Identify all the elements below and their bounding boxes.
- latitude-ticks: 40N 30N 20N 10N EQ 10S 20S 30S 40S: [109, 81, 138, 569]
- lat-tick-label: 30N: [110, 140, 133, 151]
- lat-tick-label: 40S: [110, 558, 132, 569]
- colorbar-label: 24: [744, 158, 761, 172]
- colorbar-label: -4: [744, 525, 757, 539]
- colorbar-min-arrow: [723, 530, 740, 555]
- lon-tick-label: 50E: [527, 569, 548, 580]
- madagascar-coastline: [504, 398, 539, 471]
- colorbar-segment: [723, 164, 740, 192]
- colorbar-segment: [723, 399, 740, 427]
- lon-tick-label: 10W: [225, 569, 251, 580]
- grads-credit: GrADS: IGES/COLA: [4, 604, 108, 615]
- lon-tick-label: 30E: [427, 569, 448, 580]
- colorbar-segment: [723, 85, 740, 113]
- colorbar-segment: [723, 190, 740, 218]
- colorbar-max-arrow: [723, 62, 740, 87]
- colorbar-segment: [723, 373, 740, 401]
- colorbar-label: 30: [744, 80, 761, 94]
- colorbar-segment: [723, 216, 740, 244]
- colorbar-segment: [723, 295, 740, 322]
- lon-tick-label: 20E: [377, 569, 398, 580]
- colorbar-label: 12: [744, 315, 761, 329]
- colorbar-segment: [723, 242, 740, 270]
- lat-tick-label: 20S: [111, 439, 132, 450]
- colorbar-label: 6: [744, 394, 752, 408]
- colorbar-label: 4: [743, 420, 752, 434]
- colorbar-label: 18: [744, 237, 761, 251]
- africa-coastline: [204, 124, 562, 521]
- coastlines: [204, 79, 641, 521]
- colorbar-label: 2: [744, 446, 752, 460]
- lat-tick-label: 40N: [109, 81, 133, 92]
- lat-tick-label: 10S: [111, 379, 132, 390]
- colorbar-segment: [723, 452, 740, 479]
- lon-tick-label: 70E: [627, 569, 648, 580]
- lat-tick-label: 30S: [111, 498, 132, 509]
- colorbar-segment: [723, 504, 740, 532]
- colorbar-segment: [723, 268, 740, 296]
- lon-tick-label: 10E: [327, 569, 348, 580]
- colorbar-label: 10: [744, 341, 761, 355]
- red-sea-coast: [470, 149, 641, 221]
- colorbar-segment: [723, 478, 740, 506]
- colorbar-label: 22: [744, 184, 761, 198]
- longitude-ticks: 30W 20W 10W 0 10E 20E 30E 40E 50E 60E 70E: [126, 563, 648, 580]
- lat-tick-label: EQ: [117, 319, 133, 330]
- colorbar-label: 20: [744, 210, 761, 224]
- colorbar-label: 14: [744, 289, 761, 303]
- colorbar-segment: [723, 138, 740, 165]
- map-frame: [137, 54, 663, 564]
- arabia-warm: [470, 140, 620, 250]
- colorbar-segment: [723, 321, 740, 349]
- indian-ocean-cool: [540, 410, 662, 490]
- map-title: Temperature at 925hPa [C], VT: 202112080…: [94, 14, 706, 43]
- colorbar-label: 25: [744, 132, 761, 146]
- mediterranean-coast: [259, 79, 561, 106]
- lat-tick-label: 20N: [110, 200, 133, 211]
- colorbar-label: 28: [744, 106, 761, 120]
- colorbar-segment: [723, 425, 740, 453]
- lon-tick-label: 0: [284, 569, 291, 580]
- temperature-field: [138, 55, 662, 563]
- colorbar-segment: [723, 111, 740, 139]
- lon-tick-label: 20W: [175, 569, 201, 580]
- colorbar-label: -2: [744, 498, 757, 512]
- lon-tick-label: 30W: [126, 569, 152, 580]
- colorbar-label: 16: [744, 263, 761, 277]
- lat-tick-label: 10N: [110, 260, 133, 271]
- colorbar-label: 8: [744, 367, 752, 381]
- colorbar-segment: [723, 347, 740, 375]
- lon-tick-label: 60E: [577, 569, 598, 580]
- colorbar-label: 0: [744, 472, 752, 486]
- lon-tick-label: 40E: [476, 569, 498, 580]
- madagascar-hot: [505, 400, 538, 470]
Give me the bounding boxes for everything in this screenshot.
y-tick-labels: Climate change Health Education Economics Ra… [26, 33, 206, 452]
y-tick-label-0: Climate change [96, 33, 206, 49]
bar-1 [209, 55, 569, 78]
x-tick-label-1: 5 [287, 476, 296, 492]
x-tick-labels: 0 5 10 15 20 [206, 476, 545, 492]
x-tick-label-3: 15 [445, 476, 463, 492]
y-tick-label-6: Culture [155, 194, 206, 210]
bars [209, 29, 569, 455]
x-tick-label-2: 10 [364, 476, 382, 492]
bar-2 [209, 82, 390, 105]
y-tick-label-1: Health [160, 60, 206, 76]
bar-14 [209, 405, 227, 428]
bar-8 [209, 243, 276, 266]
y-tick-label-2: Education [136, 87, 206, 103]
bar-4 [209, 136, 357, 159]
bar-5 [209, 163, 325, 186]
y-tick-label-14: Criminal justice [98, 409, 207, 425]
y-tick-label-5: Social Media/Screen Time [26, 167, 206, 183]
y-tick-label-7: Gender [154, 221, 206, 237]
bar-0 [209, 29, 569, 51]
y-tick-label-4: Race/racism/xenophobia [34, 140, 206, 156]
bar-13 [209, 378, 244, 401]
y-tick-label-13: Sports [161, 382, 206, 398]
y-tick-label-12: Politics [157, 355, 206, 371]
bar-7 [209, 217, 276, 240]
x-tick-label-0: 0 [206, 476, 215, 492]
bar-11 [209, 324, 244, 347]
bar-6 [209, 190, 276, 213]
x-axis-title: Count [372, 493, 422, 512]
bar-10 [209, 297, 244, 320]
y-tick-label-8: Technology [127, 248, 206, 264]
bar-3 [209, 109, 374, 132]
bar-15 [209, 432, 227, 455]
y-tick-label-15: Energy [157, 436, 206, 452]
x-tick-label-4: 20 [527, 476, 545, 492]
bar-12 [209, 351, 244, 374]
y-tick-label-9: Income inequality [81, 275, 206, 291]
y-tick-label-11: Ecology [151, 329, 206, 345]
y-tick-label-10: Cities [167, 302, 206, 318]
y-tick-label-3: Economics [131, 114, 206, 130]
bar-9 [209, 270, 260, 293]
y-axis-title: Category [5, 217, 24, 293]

____

Turn every line of the items above into a JSON list of strings, one string per line, skipping any blank lines.

THE SOLUTION:
[
  "Identify all the elements below and their bounding boxes.",
  "- latitude-ticks: 40N 30N 20N 10N EQ 10S 20S 30S 40S: [109, 81, 138, 569]",
  "- lat-tick-label: 30N: [110, 140, 133, 151]",
  "- lat-tick-label: 40S: [110, 558, 132, 569]",
  "- colorbar-label: 24: [744, 158, 761, 172]",
  "- colorbar-label: -4: [744, 525, 757, 539]",
  "- colorbar-min-arrow: [723, 530, 740, 555]",
  "- lon-tick-label: 50E: [527, 569, 548, 580]",
  "- madagascar-coastline: [504, 398, 539, 471]",
  "- colorbar-segment: [723, 164, 740, 192]",
  "- colorbar-segment: [723, 399, 740, 427]",
  "- lon-tick-label: 10W: [225, 569, 251, 580]",
  "- grads-credit: GrADS: IGES/COLA: [4, 604, 108, 615]",
  "- lon-tick-label: 30E: [427, 569, 448, 580]",
  "- colorbar-segment: [723, 85, 740, 113]",
  "- colorbar-segment: [723, 190, 740, 218]",
  "- colorbar-max-arrow: [723, 62, 740, 87]",
  "- colorbar-segment: [723, 373, 740, 401]",
  "- colorbar-label: 30: [744, 80, 761, 94]",
  "- colorbar-segment: [723, 216, 740, 244]",
  "- colorbar-segment: [723, 295, 740, 322]",
  "- lon-tick-label: 20E: [377, 569, 398, 580]",
  "- colorbar-label: 12: [744, 315, 761, 329]",
  "- colorbar-segment: [723, 242, 740, 270]",
  "- lat-tick-label: 20S: [111, 439, 132, 450]",
  "- colorbar-label: 6: [744, 394, 752, 408]",
  "- colorbar-label: 4: [743, 420, 752, 434]",
  "- colorbar-label: 18: [744, 237, 761, 251]",
  "- africa-coastline: [204, 124, 562, 521]",
  "- coastlines: [204, 79, 641, 521]",
  "- colorbar-label: 2: [744, 446, 752, 460]",
  "- lat-tick-label: 40N: [109, 81, 133, 92]",
  "- lat-tick-label: 10S: [111, 379, 132, 390]",
  "- colorbar-segment: [723, 452, 740, 479]",
  "- lon-tick-label: 70E: [627, 569, 648, 580]",
  "- lat-tick-label: 30S: [111, 498, 132, 509]",
  "- colorbar-segment: [723, 504, 740, 532]",
  "- colorbar-segment: [723, 268, 740, 296]",
  "- lon-tick-label: 10E: [327, 569, 348, 580]",
  "- colorbar-label: 10: [744, 341, 761, 355]",
  "- red-sea-coast: [470, 149, 641, 221]",
  "- colorbar-segment: [723, 478, 740, 506]",
  "- colorbar-label: 22: [744, 184, 761, 198]",
  "- longitude-ticks: 30W 20W 10W 0 10E 20E 30E 40E 50E 60E 70E: [126, 563, 648, 580]",
  "- lat-tick-label: EQ: [117, 319, 133, 330]",
  "- colorbar-label: 20: [744, 210, 761, 224]",
  "- colorbar-label: 14: [744, 289, 761, 303]",
  "- colorbar-segment: [723, 138, 740, 165]",
  "- map-frame: [137, 54, 663, 564]",
  "- arabia-warm: [470, 140, 620, 250]",
  "- colorbar-segment: [723, 321, 740, 349]",
  "- indian-ocean-cool: [540, 410, 662, 490]",
  "- map-title: Temperature at 925hPa [C], VT: 202112080…: [94, 14, 706, 43]",
  "- colorbar-label: 25: [744, 132, 761, 146]",
  "- mediterranean-coast: [259, 79, 561, 106]",
  "- lat-tick-label: 20N: [110, 200, 133, 211]",
  "- colorbar-label: 28: [744, 106, 761, 120]",
  "- colorbar-segment: [723, 425, 740, 453]",
  "- lon-tick-label: 0: [284, 569, 291, 580]",
  "- temperature-field: [138, 55, 662, 563]",
  "- colorbar-segment: [723, 111, 740, 139]",
  "- lon-tick-label: 20W: [175, 569, 201, 580]",
  "- colorbar-label: -2: [744, 498, 757, 512]",
  "- lon-tick-label: 30W: [126, 569, 152, 580]",
  "- colorbar-label: 16: [744, 263, 761, 277]",
  "- lat-tick-label: 10N: [110, 260, 133, 271]",
  "- colorbar-label: 8: [744, 367, 752, 381]",
  "- colorbar-segment: [723, 347, 740, 375]",
  "- lon-tick-label: 60E: [577, 569, 598, 580]",
  "- colorbar-label: 0: [744, 472, 752, 486]",
  "- lon-tick-label: 40E: [476, 569, 498, 580]",
  "- madagascar-hot: [505, 400, 538, 470]",
  "Give me the bounding boxes for everything in this screenshot.",
  "y-tick-labels: Climate change Health Education Economics Ra… [26, 33, 206, 452]",
  "y-tick-label-0: Climate change [96, 33, 206, 49]",
  "bar-1 [209, 55, 569, 78]",
  "x-tick-label-1: 5 [287, 476, 296, 492]",
  "x-tick-labels: 0 5 10 15 20 [206, 476, 545, 492]",
  "x-tick-label-3: 15 [445, 476, 463, 492]",
  "y-tick-label-6: Culture [155, 194, 206, 210]",
  "bars [209, 29, 569, 455]",
  "x-tick-label-2: 10 [364, 476, 382, 492]",
  "bar-2 [209, 82, 390, 105]",
  "y-tick-label-1: Health [160, 60, 206, 76]",
  "bar-14 [209, 405, 227, 428]",
  "bar-8 [209, 243, 276, 266]",
  "y-tick-label-2: Education [136, 87, 206, 103]",
  "bar-4 [209, 136, 357, 159]",
  "bar-5 [209, 163, 325, 186]",
  "y-tick-label-14: Criminal justice [98, 409, 207, 425]",
  "y-tick-label-5: Social Media/Screen Time [26, 167, 206, 183]",
  "y-tick-label-7: Gender [154, 221, 206, 237]",
  "bar-0 [209, 29, 569, 51]",
  "y-tick-label-4: Race/racism/xenophobia [34, 140, 206, 156]",
  "bar-13 [209, 378, 244, 401]",
  "y-tick-label-13: Sports [161, 382, 206, 398]",
  "y-tick-label-12: Politics [157, 355, 206, 371]",
  "bar-7 [209, 217, 276, 240]",
  "x-tick-label-0: 0 [206, 476, 215, 492]",
  "bar-11 [209, 324, 244, 347]",
  "bar-6 [209, 190, 276, 213]",
  "x-axis-title: Count [372, 493, 422, 512]",
  "bar-10 [209, 297, 244, 320]",
  "y-tick-label-8: Technology [127, 248, 206, 264]",
  "bar-3 [209, 109, 374, 132]",
  "bar-15 [209, 432, 227, 455]",
  "y-tick-label-15: Energy [157, 436, 206, 452]",
  "x-tick-label-4: 20 [527, 476, 545, 492]",
  "bar-12 [209, 351, 244, 374]",
  "y-tick-label-9: Income inequality [81, 275, 206, 291]",
  "y-tick-label-11: Ecology [151, 329, 206, 345]",
  "y-tick-label-10: Cities [167, 302, 206, 318]",
  "y-tick-label-3: Economics [131, 114, 206, 130]",
  "bar-9 [209, 270, 260, 293]",
  "y-axis-title: Category [5, 217, 24, 293]"
]